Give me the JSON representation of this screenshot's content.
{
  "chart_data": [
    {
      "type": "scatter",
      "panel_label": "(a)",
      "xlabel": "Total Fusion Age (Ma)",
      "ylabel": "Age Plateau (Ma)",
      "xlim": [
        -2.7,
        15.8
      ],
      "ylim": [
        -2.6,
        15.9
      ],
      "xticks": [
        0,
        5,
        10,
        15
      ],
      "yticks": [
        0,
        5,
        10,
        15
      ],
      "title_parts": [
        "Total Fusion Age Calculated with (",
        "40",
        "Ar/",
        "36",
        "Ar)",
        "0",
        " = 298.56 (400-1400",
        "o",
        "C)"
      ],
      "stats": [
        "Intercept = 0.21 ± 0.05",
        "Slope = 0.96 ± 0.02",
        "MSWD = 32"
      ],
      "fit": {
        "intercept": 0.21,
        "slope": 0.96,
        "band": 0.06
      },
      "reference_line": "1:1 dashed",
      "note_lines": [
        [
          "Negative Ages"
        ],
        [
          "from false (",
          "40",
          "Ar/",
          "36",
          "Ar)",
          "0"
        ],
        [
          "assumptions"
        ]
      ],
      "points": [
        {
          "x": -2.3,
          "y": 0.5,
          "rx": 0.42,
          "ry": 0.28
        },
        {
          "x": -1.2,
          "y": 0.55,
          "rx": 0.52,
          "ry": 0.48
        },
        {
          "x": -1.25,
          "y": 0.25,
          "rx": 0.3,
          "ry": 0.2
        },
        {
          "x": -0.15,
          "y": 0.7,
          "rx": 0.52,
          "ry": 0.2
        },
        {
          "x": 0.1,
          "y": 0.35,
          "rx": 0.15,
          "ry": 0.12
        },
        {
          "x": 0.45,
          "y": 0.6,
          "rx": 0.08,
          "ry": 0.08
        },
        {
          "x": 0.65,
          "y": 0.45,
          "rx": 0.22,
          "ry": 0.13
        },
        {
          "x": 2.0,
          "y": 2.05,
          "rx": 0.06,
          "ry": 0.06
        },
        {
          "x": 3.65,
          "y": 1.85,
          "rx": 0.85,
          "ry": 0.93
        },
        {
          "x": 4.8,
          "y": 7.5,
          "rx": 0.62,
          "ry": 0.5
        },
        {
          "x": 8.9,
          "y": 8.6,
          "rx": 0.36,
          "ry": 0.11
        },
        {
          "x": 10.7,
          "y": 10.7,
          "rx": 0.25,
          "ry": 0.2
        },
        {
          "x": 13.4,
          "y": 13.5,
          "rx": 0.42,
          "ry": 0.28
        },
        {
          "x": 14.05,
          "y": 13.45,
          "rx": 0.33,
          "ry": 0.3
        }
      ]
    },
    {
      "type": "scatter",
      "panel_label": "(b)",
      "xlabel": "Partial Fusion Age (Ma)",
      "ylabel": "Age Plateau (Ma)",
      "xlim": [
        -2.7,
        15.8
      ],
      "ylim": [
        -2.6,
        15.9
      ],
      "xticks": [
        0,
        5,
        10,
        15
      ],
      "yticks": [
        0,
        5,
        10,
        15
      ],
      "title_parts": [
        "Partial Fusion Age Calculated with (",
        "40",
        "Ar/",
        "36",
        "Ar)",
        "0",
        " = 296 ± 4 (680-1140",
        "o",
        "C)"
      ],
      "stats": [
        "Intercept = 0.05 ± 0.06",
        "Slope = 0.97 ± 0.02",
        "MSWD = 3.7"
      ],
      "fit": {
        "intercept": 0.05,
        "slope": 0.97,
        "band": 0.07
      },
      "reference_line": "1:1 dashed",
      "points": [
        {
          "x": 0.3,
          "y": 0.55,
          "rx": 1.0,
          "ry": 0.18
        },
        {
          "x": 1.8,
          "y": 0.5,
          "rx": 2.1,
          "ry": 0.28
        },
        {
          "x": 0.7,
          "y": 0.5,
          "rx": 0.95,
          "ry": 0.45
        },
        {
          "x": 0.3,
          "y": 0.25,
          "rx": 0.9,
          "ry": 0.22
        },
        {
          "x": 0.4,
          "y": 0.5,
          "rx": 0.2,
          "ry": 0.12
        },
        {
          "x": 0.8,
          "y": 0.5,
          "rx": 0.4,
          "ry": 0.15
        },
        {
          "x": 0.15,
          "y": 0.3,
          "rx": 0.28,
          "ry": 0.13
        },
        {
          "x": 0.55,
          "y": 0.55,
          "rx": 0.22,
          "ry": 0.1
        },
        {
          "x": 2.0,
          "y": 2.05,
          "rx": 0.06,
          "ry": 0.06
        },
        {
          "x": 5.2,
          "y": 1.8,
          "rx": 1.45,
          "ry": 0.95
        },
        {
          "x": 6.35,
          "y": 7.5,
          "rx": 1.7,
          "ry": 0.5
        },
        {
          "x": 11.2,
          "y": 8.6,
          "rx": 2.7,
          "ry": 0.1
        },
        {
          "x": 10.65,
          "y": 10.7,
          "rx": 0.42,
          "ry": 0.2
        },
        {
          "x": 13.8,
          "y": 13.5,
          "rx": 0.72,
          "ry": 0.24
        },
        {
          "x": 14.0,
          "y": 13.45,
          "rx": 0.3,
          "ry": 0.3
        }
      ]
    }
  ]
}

· · · ·

**The task:** The answer is a single number, the count of lines in the records that contain the string "Total".

**Reply:** 2